Scan the material for the word "中学生组", and copy each line where it shows up.

----- Material supplied

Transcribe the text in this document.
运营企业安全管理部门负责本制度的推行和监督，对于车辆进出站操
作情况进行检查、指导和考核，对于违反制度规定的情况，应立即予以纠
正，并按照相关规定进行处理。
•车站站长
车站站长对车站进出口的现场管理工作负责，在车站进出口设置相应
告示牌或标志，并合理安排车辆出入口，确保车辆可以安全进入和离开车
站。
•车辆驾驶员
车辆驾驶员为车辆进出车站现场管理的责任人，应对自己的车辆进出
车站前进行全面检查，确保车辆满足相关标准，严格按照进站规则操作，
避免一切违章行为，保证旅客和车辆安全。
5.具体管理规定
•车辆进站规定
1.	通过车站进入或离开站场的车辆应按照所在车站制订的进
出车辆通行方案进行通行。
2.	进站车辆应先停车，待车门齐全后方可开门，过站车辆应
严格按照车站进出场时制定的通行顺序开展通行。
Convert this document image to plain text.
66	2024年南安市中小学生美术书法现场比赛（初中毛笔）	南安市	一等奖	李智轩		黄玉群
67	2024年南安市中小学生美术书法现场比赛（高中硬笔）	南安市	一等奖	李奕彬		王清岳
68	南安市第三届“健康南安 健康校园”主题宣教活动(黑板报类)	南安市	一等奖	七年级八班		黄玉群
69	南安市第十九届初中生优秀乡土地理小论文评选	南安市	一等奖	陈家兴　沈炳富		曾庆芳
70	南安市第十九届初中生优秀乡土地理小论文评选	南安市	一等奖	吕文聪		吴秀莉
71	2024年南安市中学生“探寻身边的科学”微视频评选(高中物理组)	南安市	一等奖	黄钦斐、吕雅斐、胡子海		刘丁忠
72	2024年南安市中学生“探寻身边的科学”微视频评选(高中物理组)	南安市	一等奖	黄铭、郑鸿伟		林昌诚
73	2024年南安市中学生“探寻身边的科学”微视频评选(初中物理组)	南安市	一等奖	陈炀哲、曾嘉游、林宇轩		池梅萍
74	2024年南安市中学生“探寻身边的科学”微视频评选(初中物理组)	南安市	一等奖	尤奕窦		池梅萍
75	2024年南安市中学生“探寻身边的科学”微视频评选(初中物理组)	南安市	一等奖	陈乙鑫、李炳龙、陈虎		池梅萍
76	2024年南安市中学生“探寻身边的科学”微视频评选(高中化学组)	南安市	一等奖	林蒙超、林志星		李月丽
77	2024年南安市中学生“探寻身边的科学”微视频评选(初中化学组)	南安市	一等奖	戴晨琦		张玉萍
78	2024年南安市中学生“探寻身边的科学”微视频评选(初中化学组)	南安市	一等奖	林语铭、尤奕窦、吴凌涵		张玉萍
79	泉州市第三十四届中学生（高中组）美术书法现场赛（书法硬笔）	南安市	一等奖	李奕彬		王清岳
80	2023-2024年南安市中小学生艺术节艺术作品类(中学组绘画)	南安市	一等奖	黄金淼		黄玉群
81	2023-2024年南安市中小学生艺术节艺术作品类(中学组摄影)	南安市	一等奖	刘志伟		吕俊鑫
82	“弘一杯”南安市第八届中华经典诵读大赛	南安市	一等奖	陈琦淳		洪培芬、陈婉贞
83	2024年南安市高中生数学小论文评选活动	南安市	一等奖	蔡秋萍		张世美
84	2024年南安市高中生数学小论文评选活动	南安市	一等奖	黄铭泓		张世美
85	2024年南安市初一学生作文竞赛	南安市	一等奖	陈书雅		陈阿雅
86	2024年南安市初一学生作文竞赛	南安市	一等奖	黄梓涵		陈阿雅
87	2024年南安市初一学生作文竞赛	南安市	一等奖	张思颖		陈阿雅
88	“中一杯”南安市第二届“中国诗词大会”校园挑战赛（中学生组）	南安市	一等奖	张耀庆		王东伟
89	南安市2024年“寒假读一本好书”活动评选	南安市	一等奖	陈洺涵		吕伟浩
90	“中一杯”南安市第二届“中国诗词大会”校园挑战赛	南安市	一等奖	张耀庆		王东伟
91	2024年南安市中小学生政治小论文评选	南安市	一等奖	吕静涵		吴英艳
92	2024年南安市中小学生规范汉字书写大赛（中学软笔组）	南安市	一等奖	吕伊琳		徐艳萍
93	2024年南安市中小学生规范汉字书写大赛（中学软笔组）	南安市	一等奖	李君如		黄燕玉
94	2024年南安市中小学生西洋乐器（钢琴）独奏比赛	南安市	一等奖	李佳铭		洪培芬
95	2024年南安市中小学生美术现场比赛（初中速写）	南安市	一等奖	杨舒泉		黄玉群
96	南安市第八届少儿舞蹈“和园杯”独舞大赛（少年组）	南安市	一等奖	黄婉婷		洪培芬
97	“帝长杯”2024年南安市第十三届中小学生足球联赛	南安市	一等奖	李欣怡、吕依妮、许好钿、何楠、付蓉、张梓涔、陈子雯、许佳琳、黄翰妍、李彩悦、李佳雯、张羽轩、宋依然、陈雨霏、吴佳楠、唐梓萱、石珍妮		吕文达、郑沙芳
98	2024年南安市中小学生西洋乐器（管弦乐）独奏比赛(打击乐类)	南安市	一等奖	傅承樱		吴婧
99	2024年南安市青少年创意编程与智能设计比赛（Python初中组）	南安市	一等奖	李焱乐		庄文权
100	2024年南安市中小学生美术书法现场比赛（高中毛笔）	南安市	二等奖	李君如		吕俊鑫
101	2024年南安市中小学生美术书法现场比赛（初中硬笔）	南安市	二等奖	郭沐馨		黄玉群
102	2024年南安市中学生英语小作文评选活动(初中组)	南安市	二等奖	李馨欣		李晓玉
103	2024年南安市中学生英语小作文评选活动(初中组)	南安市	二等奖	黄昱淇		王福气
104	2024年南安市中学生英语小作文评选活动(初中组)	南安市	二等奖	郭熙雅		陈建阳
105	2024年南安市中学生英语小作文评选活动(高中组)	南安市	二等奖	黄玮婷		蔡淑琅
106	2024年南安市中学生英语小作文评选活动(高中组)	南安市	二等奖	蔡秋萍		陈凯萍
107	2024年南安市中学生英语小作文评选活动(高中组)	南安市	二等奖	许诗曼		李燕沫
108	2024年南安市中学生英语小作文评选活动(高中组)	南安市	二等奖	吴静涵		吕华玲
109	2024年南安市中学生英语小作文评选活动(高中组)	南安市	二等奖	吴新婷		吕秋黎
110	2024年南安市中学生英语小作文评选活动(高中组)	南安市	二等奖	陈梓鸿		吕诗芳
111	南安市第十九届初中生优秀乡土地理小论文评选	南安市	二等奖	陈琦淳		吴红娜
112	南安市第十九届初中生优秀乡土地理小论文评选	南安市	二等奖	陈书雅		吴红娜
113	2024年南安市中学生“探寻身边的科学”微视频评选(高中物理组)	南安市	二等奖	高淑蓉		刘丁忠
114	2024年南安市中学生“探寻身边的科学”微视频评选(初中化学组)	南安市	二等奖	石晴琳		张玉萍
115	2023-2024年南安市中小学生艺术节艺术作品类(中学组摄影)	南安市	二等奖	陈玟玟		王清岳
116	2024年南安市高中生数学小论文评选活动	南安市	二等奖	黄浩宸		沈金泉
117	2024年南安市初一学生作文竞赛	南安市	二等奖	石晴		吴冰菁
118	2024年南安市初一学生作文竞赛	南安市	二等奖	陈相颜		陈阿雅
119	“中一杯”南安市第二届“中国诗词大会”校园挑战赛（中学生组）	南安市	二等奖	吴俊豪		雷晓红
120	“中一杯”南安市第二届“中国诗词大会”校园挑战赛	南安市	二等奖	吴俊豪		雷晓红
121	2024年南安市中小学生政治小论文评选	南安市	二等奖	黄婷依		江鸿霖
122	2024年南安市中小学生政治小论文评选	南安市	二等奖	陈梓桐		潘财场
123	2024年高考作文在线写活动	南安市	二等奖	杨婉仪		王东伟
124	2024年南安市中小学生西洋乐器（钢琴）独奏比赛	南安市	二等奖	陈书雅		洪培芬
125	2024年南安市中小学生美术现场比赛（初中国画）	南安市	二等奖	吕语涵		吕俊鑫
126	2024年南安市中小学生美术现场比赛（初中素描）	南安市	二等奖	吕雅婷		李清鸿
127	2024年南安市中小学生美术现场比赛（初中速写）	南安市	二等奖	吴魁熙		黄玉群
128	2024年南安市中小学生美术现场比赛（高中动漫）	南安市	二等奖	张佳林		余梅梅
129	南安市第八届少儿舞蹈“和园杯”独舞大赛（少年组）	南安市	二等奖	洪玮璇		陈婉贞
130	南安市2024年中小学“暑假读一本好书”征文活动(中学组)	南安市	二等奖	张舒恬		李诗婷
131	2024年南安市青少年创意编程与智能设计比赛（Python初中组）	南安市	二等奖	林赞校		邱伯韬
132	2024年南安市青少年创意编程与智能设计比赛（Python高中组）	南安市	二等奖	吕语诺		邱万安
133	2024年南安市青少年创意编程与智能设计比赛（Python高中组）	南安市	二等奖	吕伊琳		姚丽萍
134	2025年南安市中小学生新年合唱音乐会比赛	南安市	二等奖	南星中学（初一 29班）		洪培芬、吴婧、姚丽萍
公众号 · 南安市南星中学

----------
----- Material supplied

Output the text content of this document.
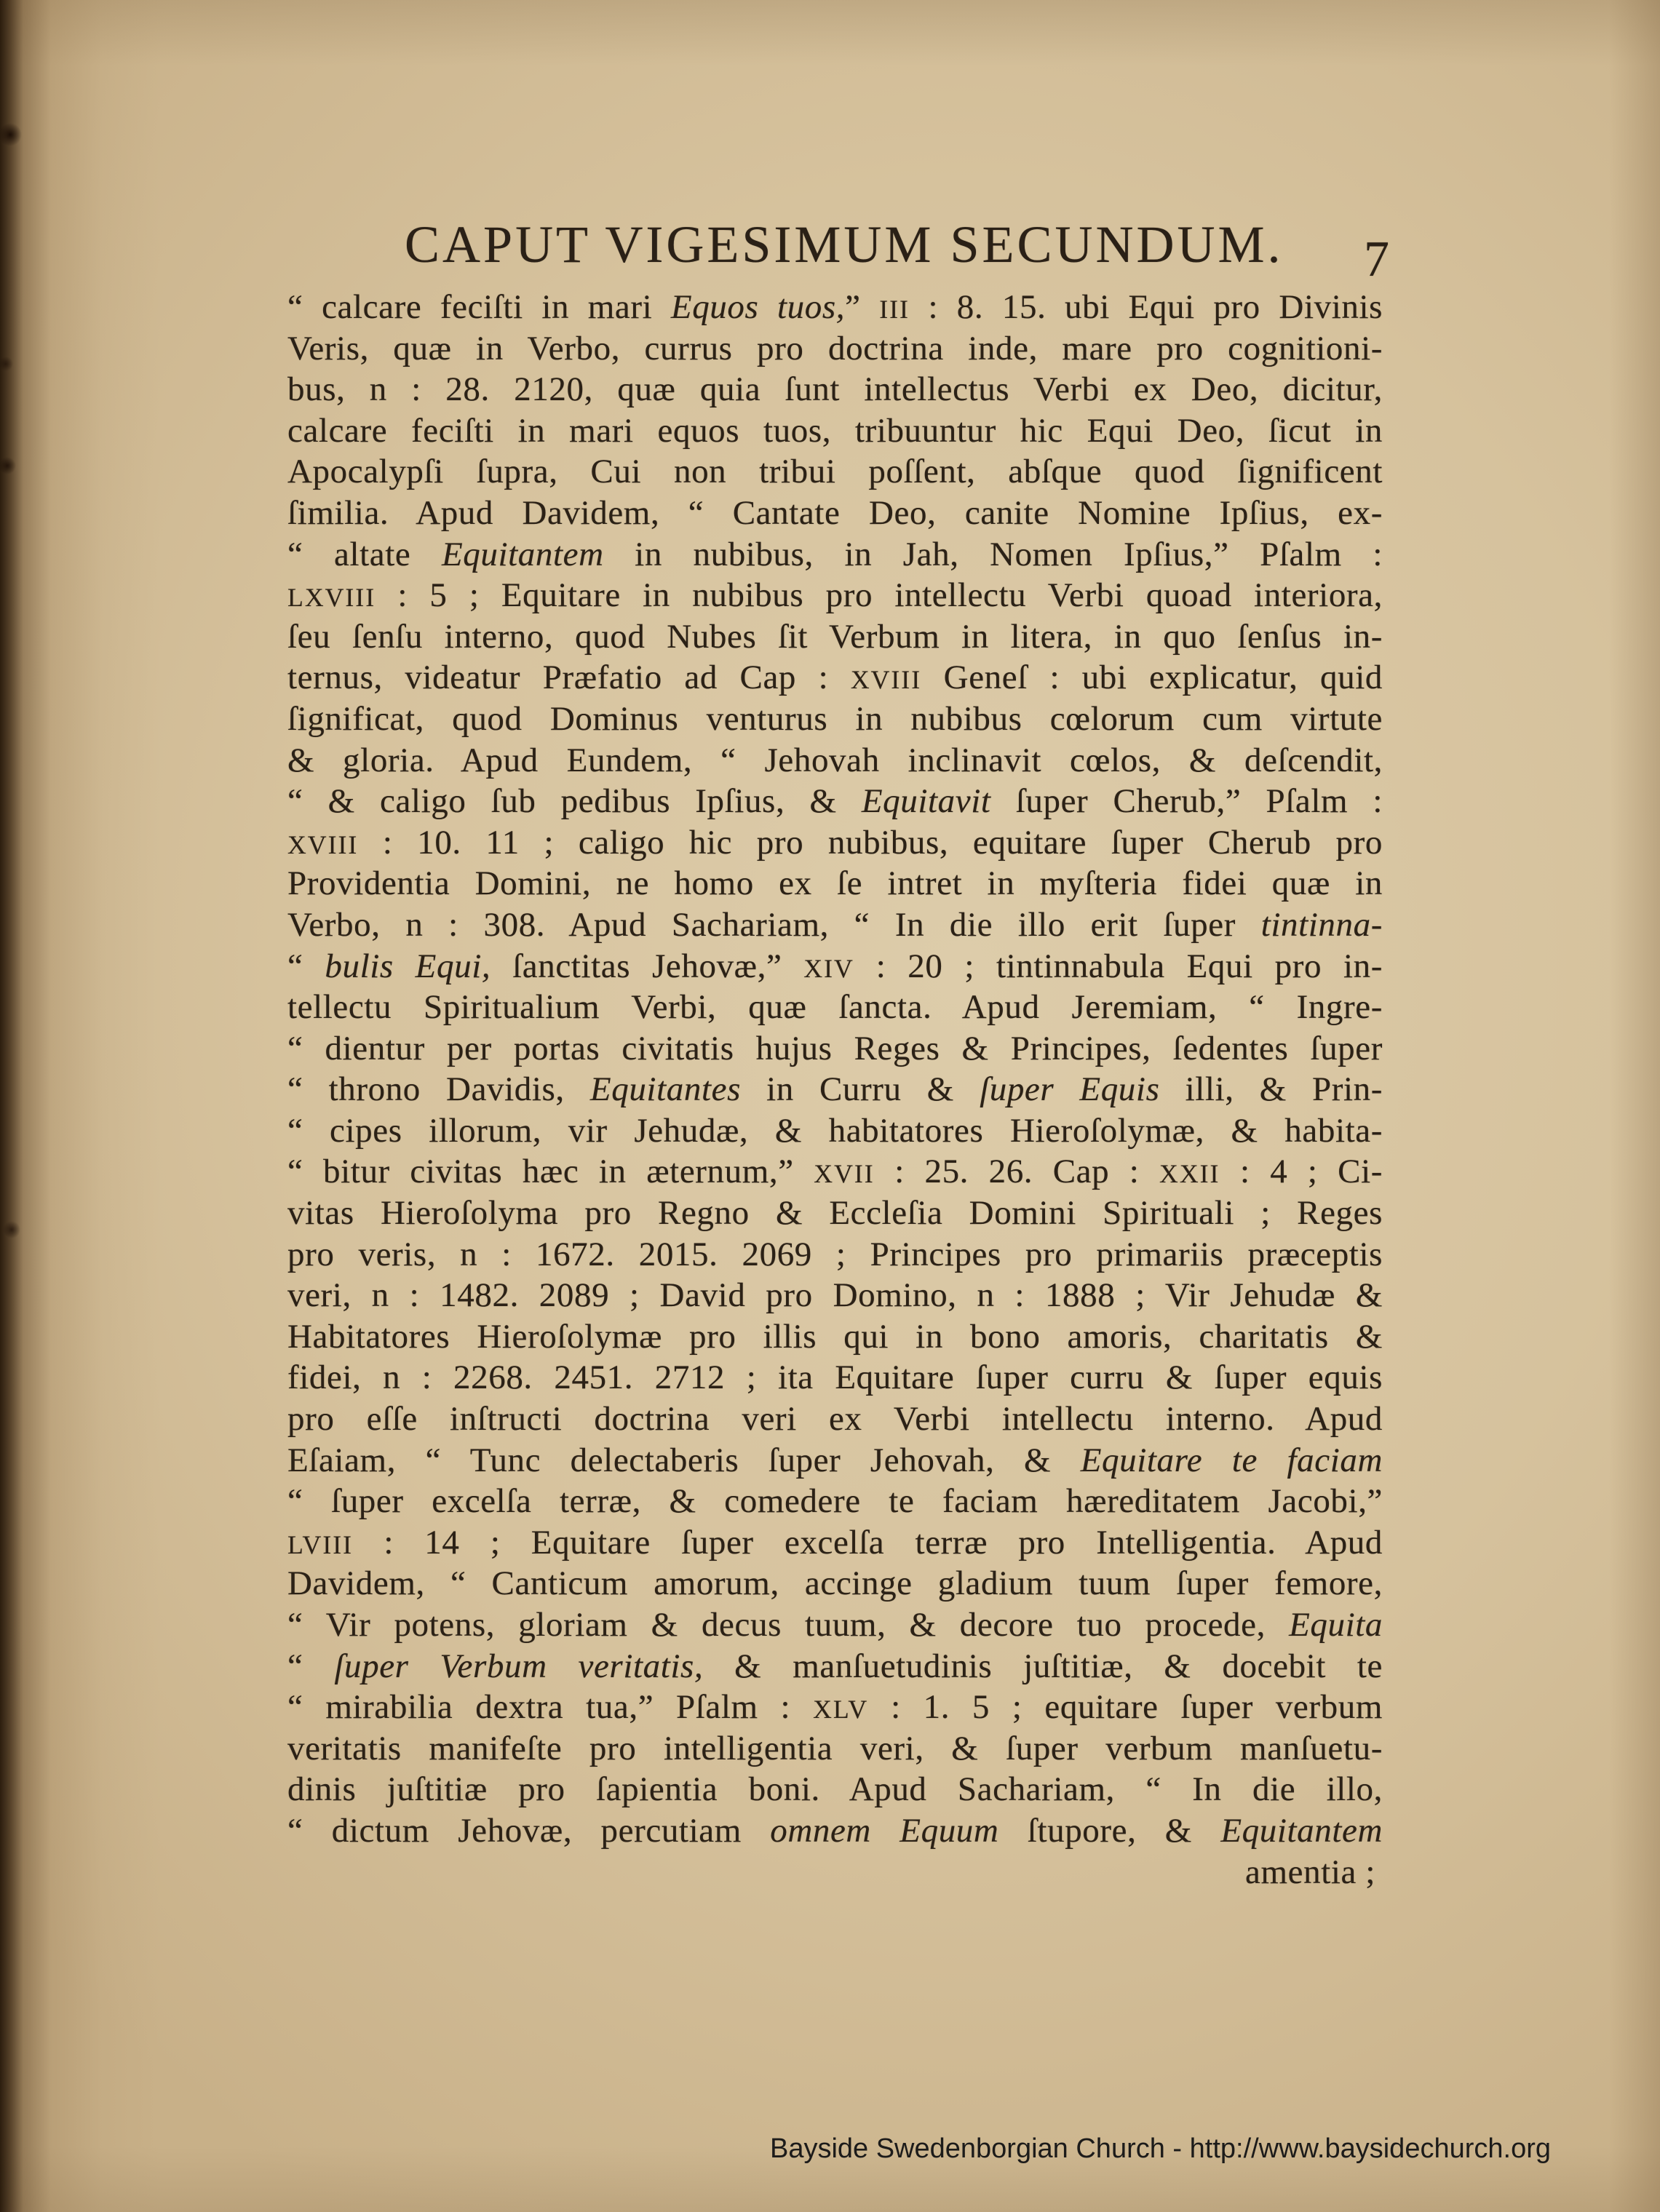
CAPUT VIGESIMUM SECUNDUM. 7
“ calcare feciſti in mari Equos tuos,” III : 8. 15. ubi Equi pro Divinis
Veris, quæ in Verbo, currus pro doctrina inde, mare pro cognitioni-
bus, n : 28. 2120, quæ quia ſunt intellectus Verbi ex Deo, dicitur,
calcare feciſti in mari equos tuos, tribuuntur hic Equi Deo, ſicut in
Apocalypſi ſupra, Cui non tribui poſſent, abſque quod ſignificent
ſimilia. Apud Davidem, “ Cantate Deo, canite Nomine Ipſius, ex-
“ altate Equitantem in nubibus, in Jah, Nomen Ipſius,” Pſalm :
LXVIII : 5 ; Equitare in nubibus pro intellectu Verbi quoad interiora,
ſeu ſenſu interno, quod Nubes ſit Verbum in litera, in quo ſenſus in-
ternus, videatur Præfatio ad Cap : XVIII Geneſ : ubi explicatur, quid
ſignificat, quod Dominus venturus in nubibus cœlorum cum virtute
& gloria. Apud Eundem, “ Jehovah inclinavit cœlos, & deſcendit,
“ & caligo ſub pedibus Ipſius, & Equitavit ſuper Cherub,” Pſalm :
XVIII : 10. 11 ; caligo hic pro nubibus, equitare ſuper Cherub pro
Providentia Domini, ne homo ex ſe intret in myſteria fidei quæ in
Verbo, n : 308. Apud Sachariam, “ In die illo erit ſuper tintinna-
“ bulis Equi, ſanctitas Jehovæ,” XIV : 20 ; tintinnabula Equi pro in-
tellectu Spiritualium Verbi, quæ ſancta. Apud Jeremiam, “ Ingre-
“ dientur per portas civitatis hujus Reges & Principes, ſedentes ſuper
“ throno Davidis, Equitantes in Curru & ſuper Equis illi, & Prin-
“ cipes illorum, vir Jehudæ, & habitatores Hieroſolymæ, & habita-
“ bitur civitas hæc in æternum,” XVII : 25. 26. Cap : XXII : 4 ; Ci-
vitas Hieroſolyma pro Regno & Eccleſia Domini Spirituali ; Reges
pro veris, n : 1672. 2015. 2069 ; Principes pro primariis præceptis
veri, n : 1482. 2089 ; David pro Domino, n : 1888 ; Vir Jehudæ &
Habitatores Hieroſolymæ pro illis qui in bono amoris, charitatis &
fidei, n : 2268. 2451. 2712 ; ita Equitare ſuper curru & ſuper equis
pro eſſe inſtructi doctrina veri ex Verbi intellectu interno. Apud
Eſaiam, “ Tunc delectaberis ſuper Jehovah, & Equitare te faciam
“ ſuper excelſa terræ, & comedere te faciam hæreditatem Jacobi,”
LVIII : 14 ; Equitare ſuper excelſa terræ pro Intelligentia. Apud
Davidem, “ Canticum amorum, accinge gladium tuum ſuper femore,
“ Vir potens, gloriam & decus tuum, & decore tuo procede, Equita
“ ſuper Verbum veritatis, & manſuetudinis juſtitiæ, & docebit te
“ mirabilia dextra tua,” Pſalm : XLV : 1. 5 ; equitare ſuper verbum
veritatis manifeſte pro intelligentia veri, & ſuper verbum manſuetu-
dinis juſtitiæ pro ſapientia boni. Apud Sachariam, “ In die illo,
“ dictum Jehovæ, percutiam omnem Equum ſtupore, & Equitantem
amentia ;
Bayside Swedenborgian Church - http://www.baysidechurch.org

----------

Expected answer.
88	“中一杯”南安市第二届“中国诗词大会”校园挑战赛（中学生组）	南安市	一等奖	张耀庆		王东伟
119	“中一杯”南安市第二届“中国诗词大会”校园挑战赛（中学生组）	南安市	二等奖	吴俊豪		雷晓红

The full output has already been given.